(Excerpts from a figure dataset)
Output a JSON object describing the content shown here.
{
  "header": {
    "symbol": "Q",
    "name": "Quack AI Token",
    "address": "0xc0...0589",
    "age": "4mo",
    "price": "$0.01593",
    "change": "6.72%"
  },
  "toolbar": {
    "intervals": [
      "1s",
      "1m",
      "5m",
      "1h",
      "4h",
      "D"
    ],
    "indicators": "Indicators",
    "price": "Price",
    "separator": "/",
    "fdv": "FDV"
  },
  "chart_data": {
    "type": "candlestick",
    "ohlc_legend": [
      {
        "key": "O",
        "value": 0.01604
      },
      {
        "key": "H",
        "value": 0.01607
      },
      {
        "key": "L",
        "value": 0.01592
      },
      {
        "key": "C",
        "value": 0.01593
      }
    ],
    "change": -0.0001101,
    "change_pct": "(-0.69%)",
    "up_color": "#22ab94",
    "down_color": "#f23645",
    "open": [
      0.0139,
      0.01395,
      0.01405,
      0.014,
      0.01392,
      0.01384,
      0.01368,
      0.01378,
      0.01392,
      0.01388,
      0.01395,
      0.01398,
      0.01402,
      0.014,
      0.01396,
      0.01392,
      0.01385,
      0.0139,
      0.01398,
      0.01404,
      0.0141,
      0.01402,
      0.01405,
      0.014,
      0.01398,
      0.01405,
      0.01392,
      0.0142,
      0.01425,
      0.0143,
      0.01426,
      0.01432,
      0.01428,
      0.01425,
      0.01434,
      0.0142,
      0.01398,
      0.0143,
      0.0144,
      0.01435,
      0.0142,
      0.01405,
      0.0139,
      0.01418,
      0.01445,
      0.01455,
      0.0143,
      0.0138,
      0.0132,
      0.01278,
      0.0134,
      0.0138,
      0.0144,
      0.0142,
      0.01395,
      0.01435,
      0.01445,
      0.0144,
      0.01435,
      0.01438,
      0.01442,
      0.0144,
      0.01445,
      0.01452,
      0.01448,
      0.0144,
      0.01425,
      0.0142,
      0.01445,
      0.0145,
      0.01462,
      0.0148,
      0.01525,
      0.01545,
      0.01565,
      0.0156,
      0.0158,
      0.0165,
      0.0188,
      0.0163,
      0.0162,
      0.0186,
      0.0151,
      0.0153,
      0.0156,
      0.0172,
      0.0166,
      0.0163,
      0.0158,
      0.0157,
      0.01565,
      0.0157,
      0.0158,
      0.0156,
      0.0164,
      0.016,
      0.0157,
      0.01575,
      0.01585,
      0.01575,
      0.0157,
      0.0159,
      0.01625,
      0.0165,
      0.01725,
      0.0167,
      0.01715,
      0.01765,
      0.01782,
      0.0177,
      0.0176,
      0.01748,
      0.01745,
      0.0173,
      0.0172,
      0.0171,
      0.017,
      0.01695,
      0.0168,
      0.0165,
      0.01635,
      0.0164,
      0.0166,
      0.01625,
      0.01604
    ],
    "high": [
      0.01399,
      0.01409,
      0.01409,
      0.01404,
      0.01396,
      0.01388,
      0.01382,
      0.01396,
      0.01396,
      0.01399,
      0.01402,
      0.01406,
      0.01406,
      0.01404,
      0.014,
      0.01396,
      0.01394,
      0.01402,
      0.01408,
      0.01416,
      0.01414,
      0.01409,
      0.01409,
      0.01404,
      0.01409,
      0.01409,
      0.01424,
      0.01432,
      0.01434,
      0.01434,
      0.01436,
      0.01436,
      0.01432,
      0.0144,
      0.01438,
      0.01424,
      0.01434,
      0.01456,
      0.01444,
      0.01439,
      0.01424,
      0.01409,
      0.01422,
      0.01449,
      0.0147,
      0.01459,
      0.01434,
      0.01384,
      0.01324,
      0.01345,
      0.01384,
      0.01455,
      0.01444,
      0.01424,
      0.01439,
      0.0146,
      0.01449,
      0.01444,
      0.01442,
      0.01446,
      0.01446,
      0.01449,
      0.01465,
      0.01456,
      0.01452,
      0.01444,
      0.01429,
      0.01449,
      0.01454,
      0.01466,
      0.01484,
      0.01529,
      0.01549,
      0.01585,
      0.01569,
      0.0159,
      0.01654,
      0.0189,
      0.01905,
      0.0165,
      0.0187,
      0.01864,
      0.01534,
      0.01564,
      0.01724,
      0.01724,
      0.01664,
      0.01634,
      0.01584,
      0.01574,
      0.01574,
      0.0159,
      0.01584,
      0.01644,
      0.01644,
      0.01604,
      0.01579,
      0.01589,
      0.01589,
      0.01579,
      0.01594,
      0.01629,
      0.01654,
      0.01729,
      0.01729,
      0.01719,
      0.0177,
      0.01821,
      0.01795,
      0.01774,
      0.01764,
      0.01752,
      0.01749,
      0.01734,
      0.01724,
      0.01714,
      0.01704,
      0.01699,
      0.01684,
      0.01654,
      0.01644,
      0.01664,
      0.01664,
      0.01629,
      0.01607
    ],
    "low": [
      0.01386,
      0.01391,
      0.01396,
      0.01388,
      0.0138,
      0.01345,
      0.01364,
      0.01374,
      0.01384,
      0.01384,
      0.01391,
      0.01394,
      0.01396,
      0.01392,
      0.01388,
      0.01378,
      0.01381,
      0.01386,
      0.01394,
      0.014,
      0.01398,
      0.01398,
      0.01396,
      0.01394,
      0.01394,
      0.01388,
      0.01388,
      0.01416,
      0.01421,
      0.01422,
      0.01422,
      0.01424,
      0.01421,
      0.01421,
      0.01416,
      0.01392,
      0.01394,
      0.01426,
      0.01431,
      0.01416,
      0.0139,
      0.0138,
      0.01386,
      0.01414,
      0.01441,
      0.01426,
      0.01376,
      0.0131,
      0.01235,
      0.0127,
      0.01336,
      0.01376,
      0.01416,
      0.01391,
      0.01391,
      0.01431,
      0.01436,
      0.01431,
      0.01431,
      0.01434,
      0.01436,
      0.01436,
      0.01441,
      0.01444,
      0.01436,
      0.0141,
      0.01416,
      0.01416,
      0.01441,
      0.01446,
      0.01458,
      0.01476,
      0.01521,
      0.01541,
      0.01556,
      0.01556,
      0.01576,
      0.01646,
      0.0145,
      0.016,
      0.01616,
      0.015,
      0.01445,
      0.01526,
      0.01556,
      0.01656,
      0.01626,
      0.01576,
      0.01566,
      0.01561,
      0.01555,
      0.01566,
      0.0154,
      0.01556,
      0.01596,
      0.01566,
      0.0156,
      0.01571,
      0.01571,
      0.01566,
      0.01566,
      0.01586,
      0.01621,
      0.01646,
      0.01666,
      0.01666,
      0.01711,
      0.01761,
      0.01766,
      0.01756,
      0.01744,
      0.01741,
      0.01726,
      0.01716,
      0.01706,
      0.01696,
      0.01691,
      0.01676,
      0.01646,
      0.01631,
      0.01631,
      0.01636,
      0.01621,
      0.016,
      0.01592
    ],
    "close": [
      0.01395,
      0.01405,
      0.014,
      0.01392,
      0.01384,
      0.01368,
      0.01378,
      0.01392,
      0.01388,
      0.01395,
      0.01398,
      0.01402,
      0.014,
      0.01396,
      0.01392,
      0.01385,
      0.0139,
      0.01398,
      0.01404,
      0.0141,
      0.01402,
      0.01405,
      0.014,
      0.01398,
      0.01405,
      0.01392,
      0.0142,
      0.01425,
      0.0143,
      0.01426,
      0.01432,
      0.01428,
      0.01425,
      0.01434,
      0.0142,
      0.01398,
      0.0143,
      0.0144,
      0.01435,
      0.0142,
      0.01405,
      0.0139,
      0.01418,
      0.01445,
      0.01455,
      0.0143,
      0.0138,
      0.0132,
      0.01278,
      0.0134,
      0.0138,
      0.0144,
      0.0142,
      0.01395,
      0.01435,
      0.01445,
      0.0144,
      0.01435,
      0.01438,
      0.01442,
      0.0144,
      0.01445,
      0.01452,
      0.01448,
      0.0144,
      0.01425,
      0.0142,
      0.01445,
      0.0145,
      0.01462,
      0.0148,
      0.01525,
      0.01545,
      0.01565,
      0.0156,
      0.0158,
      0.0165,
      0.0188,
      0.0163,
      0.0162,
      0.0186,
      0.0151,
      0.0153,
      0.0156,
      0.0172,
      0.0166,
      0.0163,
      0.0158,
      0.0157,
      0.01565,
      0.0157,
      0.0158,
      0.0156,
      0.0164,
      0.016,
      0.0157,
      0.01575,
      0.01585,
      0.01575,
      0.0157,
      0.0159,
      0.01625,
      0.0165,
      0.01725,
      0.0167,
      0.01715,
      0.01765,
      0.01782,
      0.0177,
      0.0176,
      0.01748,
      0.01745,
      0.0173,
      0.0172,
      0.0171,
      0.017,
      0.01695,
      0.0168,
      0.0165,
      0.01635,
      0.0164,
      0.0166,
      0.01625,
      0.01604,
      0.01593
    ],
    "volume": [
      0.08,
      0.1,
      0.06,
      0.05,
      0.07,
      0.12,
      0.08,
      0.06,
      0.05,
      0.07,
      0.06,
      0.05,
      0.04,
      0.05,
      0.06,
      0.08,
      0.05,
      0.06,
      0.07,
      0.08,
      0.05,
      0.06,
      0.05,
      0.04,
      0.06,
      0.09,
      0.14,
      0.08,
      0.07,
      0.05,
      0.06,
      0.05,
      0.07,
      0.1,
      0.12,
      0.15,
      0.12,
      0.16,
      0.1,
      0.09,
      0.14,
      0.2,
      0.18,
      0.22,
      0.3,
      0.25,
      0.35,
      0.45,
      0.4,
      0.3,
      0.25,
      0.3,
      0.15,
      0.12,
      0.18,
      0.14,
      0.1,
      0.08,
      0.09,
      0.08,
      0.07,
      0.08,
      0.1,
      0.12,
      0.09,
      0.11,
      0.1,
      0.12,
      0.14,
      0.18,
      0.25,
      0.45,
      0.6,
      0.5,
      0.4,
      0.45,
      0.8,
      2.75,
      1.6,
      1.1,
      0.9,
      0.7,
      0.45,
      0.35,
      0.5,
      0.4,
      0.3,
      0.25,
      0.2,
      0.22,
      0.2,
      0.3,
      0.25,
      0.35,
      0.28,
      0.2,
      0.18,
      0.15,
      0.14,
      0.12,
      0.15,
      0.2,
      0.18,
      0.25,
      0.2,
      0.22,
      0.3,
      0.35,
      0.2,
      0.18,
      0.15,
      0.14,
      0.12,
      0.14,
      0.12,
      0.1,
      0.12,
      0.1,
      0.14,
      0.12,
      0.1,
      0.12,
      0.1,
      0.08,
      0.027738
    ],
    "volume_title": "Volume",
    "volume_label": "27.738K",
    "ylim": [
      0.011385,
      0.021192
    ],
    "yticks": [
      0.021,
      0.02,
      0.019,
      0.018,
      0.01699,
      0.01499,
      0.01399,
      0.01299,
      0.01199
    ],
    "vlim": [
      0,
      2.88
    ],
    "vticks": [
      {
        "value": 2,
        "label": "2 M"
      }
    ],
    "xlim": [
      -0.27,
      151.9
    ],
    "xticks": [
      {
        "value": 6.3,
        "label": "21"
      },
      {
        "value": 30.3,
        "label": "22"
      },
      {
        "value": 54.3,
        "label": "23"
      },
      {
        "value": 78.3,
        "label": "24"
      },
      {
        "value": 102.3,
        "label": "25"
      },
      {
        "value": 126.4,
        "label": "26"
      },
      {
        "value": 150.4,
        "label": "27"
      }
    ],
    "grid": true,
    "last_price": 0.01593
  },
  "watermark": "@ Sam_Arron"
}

** What you will do **
Copy every line of the listing that contains the word "value".

** Result for this exercise **
        "value": 0.01604
        "value": 0.01607
        "value": 0.01592
        "value": 0.01593
        "value": 2,
        "value": 6.3,
        "value": 30.3,
        "value": 54.3,
        "value": 78.3,
        "value": 102.3,
        "value": 126.4,
        "value": 150.4,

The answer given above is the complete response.